=== Entries provided ===

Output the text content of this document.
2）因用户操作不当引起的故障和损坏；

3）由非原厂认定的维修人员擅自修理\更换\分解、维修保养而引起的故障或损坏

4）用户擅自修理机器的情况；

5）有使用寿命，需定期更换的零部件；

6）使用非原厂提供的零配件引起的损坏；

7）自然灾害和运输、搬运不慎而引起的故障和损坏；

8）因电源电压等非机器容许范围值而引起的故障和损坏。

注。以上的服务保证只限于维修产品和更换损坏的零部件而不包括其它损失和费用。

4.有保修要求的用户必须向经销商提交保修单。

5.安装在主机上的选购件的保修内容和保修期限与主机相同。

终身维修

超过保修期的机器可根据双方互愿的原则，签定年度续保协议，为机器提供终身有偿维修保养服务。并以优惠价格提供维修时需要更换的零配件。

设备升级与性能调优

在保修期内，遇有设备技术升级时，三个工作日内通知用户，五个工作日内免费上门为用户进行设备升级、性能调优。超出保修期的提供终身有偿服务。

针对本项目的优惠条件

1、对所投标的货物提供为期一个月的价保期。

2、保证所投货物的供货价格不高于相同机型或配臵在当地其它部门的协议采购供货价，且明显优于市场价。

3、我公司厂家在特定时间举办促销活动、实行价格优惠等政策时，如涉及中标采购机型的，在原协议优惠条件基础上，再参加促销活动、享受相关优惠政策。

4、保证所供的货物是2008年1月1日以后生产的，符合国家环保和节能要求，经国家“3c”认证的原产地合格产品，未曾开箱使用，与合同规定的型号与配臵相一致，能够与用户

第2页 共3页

===

Task prompt: Print the listing above in its entirety, with every line exact.

The response:
Output the text content of this document.
2）因用户操作不当引起的故障和损坏；

3）由非原厂认定的维修人员擅自修理\更换\分解、维修保养而引起的故障或损坏

4）用户擅自修理机器的情况；

5）有使用寿命，需定期更换的零部件；

6）使用非原厂提供的零配件引起的损坏；

7）自然灾害和运输、搬运不慎而引起的故障和损坏；

8）因电源电压等非机器容许范围值而引起的故障和损坏。

注。以上的服务保证只限于维修产品和更换损坏的零部件而不包括其它损失和费用。

4.有保修要求的用户必须向经销商提交保修单。

5.安装在主机上的选购件的保修内容和保修期限与主机相同。

终身维修

超过保修期的机器可根据双方互愿的原则，签定年度续保协议，为机器提供终身有偿维修保养服务。并以优惠价格提供维修时需要更换的零配件。

设备升级与性能调优

在保修期内，遇有设备技术升级时，三个工作日内通知用户，五个工作日内免费上门为用户进行设备升级、性能调优。超出保修期的提供终身有偿服务。

针对本项目的优惠条件

1、对所投标的货物提供为期一个月的价保期。

2、保证所投货物的供货价格不高于相同机型或配臵在当地其它部门的协议采购供货价，且明显优于市场价。

3、我公司厂家在特定时间举办促销活动、实行价格优惠等政策时，如涉及中标采购机型的，在原协议优惠条件基础上，再参加促销活动、享受相关优惠政策。

4、保证所供的货物是2008年1月1日以后生产的，符合国家环保和节能要求，经国家“3c”认证的原产地合格产品，未曾开箱使用，与合同规定的型号与配臵相一致，能够与用户

第2页 共3页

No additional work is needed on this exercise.